-- START Supplied records --

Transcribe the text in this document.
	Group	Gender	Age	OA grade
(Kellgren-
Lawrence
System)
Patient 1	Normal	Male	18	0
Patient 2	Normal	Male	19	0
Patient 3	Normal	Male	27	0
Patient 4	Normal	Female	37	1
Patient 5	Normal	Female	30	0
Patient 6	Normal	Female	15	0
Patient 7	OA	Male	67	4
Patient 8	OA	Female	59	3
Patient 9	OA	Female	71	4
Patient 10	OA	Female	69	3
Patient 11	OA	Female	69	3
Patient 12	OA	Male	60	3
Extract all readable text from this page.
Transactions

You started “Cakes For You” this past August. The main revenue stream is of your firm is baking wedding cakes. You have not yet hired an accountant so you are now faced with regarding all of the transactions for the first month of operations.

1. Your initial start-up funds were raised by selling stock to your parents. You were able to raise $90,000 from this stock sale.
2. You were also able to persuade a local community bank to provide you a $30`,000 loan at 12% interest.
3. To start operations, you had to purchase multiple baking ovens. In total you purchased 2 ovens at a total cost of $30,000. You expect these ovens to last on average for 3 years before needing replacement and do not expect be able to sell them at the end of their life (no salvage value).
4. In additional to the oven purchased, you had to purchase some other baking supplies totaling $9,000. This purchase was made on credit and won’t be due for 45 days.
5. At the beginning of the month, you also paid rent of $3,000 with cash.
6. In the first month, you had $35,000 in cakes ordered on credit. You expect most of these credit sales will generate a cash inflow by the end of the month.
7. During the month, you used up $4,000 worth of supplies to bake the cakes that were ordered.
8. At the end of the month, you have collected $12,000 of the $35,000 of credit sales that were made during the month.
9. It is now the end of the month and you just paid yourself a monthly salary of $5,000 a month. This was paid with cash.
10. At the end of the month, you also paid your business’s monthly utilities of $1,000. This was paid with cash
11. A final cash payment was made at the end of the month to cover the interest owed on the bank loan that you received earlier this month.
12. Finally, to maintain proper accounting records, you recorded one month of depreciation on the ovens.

-- END Supplied records --

■ **Work to be completed**:
Of the lines in the material above, state how many contain the string "bank"; give no other text.

■ **Solution for this exercise**:
2